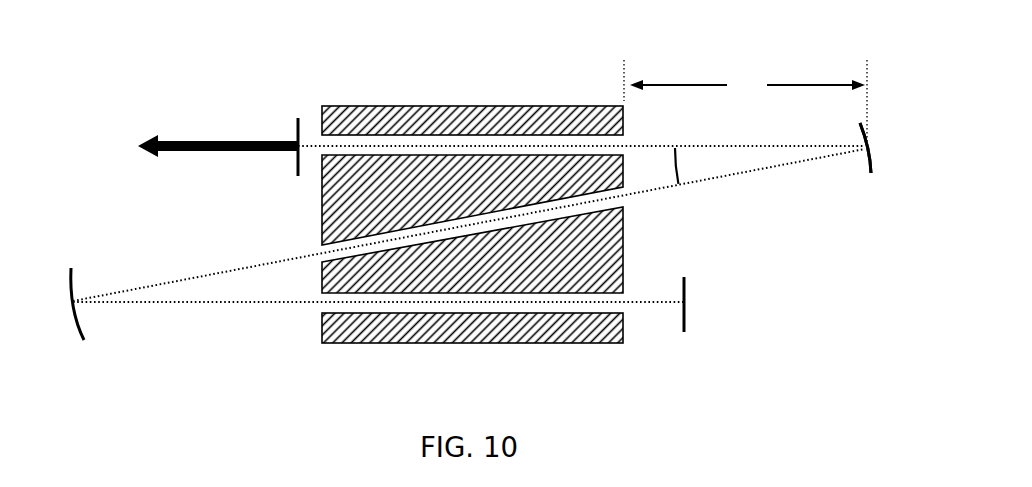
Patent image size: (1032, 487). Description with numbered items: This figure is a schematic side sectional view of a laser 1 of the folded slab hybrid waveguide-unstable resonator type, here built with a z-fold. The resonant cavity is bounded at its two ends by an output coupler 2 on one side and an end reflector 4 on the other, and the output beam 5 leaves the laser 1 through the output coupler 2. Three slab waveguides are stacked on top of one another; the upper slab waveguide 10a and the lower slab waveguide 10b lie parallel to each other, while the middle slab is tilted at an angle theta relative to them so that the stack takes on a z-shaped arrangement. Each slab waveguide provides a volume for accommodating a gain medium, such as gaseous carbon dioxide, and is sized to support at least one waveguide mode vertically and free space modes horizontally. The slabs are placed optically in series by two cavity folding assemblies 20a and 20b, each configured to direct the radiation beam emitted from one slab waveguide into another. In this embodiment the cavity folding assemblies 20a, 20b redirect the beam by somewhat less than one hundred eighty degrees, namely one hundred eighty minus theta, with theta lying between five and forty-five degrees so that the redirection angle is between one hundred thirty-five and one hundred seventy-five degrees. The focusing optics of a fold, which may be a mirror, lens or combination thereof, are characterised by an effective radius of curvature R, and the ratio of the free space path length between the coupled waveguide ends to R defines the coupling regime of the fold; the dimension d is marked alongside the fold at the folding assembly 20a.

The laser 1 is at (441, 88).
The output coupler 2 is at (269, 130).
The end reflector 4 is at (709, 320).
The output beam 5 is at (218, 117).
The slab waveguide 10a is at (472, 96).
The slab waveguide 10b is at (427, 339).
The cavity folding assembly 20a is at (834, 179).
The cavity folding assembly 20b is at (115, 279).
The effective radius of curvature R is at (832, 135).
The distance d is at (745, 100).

::::::::::

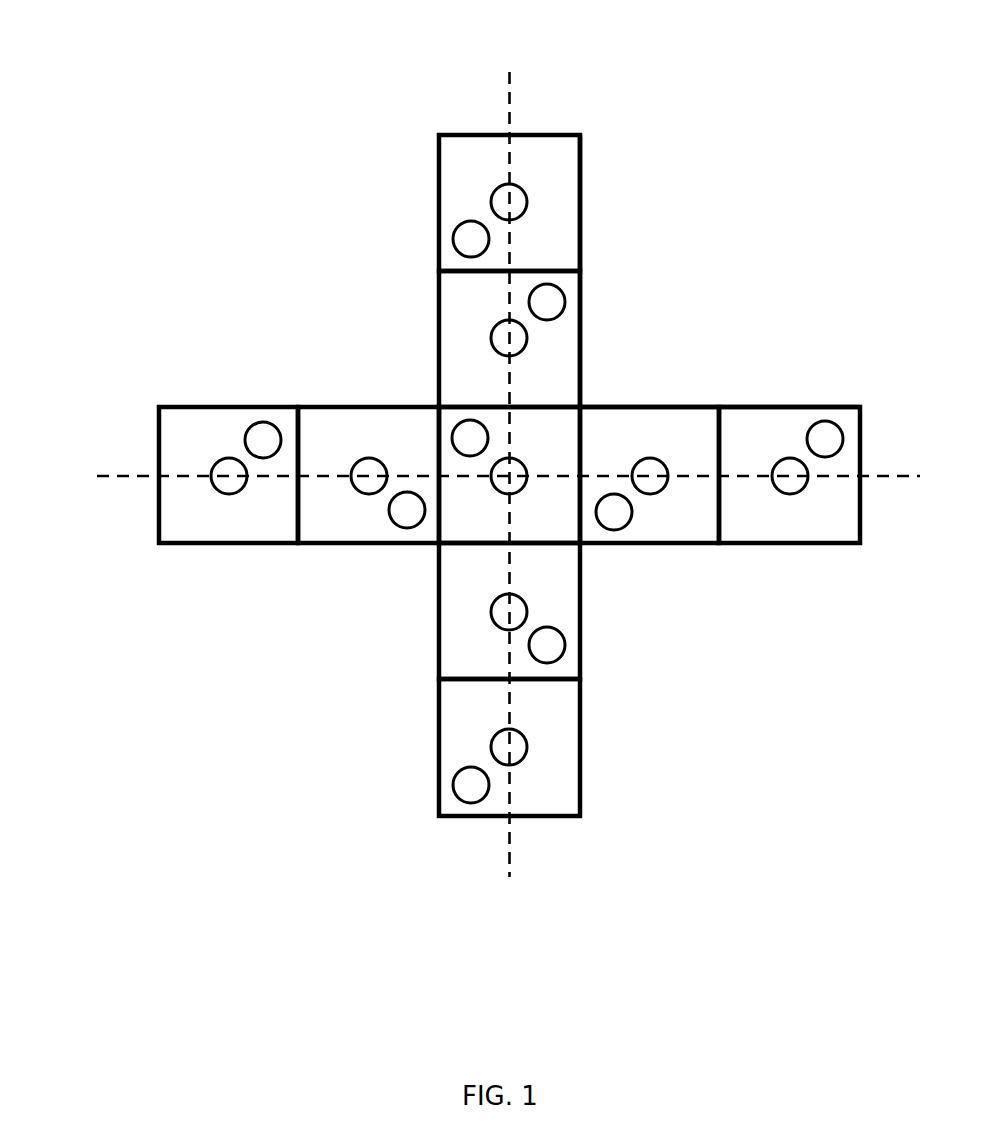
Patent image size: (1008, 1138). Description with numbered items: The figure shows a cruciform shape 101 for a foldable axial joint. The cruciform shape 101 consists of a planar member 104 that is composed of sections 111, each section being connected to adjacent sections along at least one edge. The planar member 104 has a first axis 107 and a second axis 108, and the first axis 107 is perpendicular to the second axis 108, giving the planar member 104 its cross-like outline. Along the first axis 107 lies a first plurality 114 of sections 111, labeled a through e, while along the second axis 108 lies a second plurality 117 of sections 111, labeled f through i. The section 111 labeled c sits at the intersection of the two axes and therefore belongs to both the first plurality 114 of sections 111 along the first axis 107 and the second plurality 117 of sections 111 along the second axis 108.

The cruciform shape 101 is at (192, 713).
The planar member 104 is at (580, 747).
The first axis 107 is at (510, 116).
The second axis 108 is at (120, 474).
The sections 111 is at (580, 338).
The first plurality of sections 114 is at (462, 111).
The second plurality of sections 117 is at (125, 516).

::::::::::

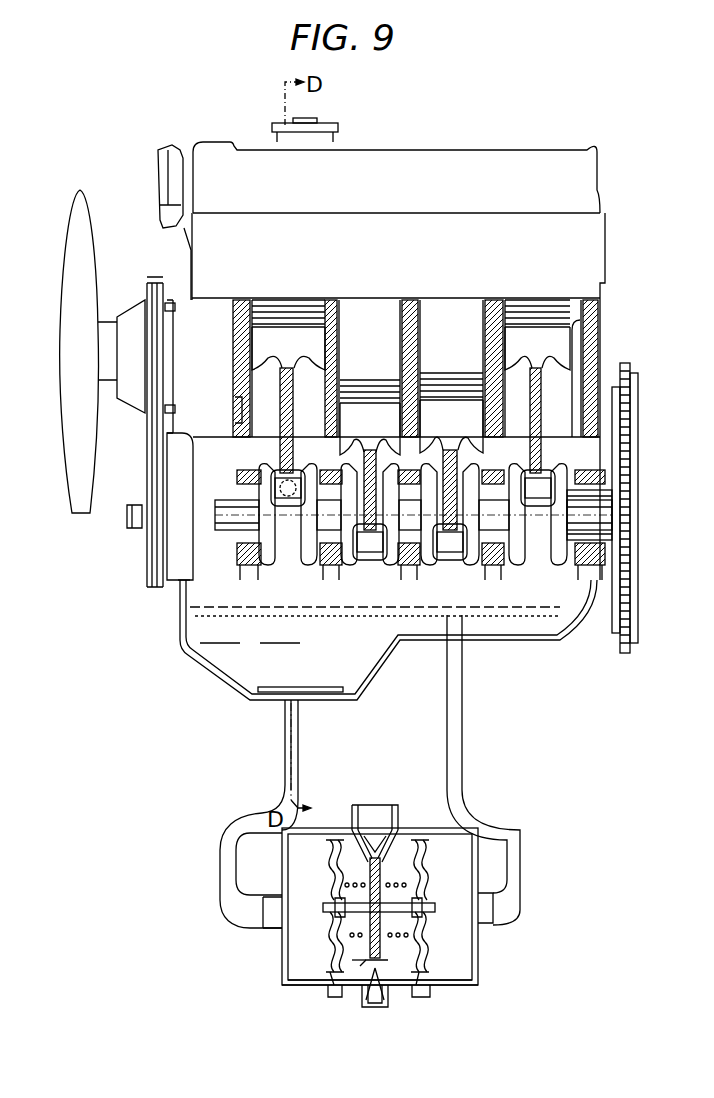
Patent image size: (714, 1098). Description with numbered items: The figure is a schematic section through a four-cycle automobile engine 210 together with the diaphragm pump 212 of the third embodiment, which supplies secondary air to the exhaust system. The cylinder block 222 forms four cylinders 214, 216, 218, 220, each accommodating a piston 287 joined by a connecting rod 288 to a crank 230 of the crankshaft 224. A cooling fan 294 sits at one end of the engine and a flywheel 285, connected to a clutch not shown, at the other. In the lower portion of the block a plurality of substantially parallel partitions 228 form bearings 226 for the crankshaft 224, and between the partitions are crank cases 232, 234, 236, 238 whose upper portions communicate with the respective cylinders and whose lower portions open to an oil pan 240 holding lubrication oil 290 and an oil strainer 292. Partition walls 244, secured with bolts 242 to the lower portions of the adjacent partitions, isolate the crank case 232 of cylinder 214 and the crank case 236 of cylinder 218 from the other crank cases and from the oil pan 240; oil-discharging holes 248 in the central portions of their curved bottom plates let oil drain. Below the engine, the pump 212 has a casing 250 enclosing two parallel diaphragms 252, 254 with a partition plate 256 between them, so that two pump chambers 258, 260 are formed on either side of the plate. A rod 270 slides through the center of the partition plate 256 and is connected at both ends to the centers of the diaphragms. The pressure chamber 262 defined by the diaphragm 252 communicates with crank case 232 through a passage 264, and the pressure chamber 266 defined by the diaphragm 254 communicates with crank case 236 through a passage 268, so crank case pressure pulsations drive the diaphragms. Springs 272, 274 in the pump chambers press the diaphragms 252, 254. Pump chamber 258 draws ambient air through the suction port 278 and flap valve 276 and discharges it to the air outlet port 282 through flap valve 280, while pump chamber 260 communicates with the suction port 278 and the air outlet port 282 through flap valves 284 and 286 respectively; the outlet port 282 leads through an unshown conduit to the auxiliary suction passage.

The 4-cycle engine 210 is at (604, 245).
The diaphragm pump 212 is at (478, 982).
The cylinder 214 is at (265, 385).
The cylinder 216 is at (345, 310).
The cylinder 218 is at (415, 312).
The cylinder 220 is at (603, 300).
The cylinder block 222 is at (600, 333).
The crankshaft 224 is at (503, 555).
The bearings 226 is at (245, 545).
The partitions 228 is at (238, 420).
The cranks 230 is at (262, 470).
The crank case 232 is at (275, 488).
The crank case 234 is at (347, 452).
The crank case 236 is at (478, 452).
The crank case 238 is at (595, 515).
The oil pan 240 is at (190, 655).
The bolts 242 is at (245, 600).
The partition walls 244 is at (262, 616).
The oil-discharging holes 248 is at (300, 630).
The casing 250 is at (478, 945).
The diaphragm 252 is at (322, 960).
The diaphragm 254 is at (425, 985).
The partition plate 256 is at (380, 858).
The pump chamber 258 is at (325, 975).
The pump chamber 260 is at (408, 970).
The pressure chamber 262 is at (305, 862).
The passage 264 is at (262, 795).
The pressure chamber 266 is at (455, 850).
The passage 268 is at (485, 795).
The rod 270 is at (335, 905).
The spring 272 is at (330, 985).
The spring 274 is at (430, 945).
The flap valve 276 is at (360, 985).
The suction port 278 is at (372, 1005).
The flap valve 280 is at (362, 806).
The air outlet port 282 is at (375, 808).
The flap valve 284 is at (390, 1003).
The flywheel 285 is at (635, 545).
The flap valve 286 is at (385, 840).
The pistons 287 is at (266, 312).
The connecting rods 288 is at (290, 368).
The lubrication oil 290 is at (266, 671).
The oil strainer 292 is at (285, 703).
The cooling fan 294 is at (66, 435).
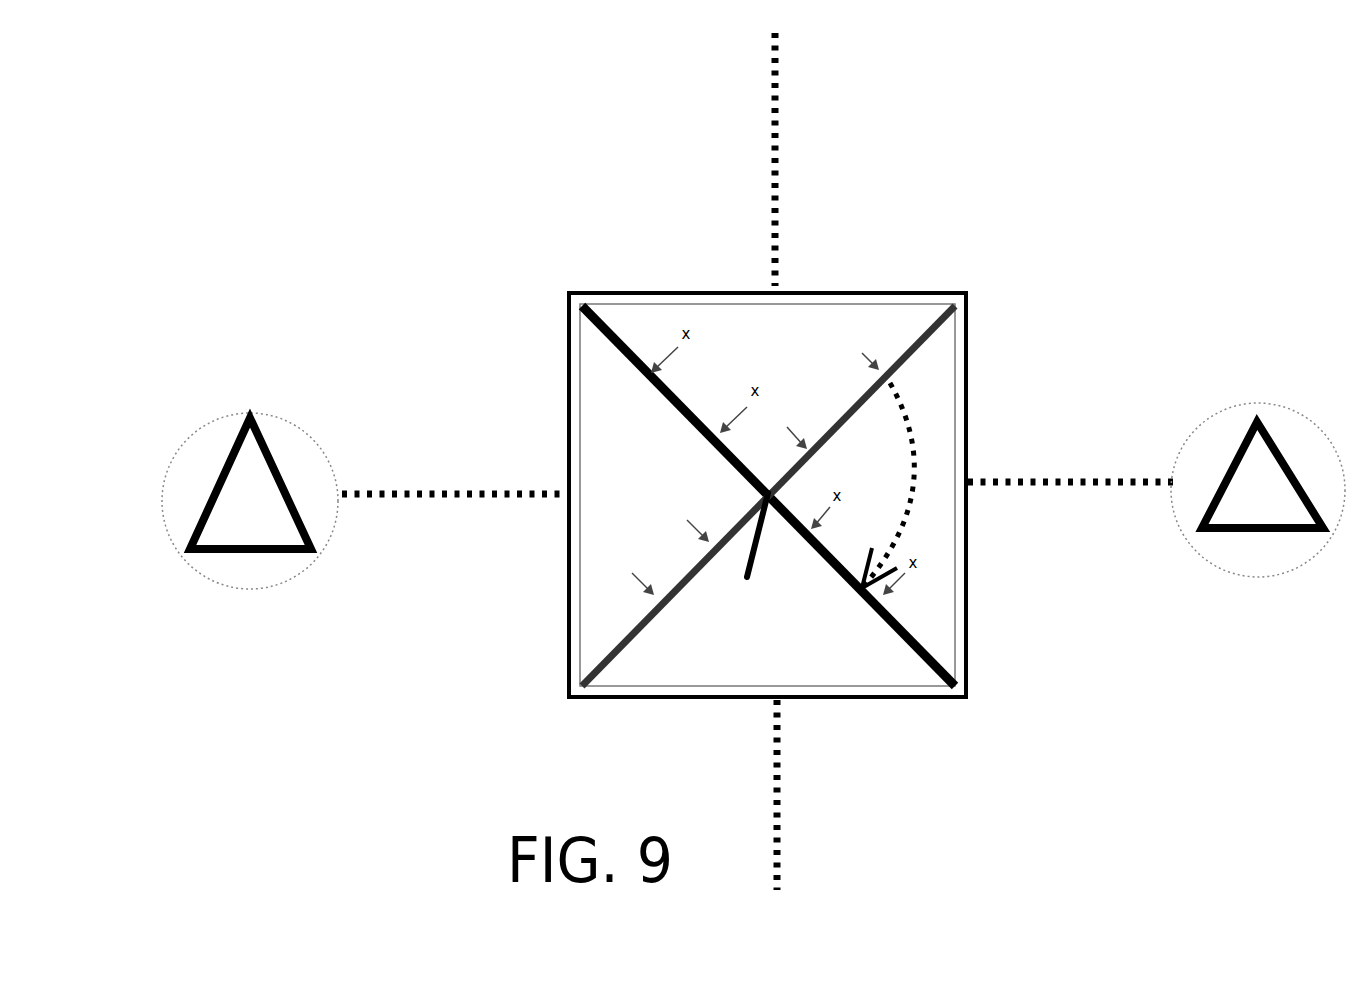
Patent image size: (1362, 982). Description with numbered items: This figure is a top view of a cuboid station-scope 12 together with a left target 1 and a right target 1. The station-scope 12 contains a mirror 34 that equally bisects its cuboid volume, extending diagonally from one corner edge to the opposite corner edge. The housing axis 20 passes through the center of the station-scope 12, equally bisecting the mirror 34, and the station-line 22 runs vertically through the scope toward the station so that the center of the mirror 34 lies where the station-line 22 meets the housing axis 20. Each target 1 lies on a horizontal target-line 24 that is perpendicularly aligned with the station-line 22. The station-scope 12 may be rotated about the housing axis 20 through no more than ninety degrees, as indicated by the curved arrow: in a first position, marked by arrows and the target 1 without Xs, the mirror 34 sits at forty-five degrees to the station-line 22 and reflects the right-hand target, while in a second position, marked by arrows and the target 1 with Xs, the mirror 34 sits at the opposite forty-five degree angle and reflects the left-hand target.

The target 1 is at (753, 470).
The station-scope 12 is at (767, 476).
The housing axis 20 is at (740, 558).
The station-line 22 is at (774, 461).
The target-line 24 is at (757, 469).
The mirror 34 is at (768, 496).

::::::::::

Please turn the rows starting with the one that contains "Patent image size: (1008, 1138)." and going on through the one that contains "The second plurality of" into a numbered list, leaving out any blank rows.

1. Patent image size: (1008, 1138). Description with numbered items: The figure shows a cruciform shape 101 for a foldable axial joint. The cruciform shape 101 consists of a planar member 104 that is composed of sections 111, each section being connected to adjacent sections along at least one edge. The planar member 104 has a first axis 107 and a second axis 108, and the first axis 107 is perpendicular to the second axis 108, giving the planar member 104 its cross-like outline. Along the first axis 107 lies a first plurality 114 of sections 111, labeled a through e, while along the second axis 108 lies a second plurality 117 of sections 111, labeled f through i. The section 111 labeled c sits at the intersection of the two axes and therefore belongs to both the first plurality 114 of sections 111 along the first axis 107 and the second plurality 117 of sections 111 along the second axis 108.
2. The cruciform shape 101 is at (192, 713).
3. The planar member 104 is at (580, 747).
4. The first axis 107 is at (510, 116).
5. The second axis 108 is at (120, 474).
6. The sections 111 is at (580, 338).
7. The first plurality of sections 114 is at (462, 111).
8. The second plurality of sections 117 is at (125, 516).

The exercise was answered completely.